# SHORT TASK
Using the listing below, copy every line that mentions "языка".

** START RECORDS TO USE **

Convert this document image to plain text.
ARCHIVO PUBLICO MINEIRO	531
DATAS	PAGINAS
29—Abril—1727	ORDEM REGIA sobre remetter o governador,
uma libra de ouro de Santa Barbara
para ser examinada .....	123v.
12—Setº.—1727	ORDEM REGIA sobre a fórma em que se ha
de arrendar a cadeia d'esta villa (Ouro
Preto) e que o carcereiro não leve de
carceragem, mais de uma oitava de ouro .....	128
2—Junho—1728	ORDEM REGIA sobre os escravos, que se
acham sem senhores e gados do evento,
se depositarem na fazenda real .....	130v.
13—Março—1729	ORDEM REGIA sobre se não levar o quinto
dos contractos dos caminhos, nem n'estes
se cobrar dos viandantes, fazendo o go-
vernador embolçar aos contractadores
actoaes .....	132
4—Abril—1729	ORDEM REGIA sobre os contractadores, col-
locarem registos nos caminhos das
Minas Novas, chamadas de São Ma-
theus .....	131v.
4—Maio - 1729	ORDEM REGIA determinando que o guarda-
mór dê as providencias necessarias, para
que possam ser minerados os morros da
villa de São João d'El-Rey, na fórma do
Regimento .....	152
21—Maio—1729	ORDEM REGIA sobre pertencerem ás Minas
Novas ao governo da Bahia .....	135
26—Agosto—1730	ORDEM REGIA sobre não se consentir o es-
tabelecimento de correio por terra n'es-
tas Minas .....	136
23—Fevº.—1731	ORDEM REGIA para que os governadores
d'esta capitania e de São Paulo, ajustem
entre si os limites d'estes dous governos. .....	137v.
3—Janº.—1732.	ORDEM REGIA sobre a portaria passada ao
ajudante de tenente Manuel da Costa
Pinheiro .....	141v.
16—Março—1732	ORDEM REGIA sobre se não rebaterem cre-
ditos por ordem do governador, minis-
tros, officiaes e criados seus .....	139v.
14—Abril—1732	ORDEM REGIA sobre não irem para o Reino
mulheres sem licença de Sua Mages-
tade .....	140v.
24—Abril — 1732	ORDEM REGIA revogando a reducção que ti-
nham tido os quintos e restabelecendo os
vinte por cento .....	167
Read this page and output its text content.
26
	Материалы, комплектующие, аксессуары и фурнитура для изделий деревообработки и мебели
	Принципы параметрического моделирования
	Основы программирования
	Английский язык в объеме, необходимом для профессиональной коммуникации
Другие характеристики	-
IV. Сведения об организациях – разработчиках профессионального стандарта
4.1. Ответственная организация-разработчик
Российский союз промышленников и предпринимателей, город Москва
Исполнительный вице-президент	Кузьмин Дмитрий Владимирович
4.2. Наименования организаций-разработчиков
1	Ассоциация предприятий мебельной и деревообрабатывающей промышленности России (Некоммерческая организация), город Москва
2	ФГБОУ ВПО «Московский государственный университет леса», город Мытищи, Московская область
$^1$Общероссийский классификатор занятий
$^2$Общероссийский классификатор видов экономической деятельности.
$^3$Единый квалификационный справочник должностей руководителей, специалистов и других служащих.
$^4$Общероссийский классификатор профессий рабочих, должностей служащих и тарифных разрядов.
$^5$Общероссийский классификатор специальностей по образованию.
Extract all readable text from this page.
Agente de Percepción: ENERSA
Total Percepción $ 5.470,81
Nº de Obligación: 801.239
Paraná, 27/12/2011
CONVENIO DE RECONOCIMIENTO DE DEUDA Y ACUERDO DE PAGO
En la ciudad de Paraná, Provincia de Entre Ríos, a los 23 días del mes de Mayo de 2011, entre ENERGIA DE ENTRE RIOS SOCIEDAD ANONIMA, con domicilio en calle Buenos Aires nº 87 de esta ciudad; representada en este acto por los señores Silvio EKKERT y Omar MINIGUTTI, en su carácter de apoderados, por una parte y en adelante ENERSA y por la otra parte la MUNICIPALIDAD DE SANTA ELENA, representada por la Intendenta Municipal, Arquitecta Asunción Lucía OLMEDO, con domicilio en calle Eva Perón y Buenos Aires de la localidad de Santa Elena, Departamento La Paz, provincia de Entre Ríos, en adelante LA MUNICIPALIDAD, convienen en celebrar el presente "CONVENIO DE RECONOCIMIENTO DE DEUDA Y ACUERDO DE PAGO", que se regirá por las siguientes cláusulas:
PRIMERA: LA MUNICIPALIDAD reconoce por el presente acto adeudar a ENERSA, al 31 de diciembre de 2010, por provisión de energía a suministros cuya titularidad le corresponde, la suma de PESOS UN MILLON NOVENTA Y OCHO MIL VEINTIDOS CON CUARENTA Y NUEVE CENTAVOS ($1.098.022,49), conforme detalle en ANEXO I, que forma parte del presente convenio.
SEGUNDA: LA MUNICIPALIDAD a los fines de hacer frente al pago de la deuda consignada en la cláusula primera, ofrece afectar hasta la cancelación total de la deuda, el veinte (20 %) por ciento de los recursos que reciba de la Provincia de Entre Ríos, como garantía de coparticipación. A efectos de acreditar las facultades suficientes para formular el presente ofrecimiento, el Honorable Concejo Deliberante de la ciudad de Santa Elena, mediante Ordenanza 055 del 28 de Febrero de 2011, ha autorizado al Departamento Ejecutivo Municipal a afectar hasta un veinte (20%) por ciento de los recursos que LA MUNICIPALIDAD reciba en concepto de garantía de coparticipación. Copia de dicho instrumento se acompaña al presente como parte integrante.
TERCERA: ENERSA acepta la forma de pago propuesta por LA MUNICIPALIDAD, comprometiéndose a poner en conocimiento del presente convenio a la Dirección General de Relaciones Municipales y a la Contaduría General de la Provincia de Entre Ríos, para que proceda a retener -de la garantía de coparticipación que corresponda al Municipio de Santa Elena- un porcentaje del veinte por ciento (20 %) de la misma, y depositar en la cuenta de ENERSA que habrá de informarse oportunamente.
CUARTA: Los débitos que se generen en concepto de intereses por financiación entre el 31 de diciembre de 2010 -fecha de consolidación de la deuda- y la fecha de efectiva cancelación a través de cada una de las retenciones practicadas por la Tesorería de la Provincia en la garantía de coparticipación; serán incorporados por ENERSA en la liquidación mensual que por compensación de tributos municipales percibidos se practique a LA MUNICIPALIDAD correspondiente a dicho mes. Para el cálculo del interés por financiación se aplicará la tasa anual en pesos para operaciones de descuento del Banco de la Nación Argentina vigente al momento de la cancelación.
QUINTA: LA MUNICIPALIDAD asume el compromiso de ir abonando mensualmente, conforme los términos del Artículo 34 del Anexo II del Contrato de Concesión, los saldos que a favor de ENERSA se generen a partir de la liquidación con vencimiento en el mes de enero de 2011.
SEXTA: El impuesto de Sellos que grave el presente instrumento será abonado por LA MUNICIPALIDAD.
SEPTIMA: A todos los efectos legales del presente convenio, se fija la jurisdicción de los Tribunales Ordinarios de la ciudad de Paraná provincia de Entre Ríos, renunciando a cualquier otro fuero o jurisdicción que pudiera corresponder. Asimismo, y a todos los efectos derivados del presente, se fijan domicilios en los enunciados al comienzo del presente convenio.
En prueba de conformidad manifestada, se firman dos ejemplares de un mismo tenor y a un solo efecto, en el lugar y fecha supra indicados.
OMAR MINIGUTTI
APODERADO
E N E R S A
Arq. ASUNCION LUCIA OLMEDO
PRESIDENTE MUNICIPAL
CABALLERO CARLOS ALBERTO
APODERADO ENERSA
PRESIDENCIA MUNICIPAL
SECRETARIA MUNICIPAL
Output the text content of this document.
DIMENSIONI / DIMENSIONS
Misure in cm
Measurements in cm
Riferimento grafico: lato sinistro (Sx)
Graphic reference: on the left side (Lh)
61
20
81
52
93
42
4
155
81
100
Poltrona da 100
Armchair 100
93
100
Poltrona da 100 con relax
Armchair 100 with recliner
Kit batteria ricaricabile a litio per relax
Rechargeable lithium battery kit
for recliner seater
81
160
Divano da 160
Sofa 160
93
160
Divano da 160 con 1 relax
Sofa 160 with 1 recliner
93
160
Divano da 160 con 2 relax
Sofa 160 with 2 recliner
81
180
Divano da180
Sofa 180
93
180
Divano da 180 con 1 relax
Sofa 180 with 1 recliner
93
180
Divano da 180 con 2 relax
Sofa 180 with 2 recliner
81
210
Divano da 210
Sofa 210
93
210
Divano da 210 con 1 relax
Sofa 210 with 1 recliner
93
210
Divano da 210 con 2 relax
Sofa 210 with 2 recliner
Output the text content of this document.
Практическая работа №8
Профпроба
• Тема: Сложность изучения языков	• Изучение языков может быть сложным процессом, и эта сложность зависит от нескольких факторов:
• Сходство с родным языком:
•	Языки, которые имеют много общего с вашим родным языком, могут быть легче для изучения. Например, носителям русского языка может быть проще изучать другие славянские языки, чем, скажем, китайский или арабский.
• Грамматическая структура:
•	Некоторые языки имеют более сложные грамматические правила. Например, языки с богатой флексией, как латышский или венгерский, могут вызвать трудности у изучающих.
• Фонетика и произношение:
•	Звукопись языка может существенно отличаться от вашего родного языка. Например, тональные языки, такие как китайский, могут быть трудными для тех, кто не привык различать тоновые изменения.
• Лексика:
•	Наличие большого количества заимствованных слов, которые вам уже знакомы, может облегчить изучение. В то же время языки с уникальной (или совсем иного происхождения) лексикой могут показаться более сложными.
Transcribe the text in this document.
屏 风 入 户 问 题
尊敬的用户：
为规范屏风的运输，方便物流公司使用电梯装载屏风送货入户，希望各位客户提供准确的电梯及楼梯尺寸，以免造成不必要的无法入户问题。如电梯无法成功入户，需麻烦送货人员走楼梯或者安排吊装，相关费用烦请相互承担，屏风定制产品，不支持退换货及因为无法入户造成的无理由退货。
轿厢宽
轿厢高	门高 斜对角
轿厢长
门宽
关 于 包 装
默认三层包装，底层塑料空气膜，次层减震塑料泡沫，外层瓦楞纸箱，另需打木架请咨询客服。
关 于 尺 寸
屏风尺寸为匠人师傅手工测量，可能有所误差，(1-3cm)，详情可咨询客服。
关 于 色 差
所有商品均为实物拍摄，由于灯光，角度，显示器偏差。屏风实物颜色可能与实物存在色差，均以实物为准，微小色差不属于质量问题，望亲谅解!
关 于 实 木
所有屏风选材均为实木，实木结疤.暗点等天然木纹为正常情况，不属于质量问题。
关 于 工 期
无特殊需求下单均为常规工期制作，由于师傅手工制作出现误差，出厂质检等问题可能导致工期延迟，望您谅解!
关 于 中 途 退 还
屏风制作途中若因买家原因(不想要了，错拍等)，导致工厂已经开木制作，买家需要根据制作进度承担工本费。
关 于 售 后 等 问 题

** END RECORDS TO USE **

# RESPONSE
•	Языки, которые имеют много общего с вашим родным языком, могут быть легче для изучения. Например, носителям русского языка может быть проще изучать другие славянские языки, чем, скажем, китайский или арабский.
•	Звукопись языка может существенно отличаться от вашего родного языка. Например, тональные языки, такие как китайский, могут быть трудными для тех, кто не привык различать тоновые изменения.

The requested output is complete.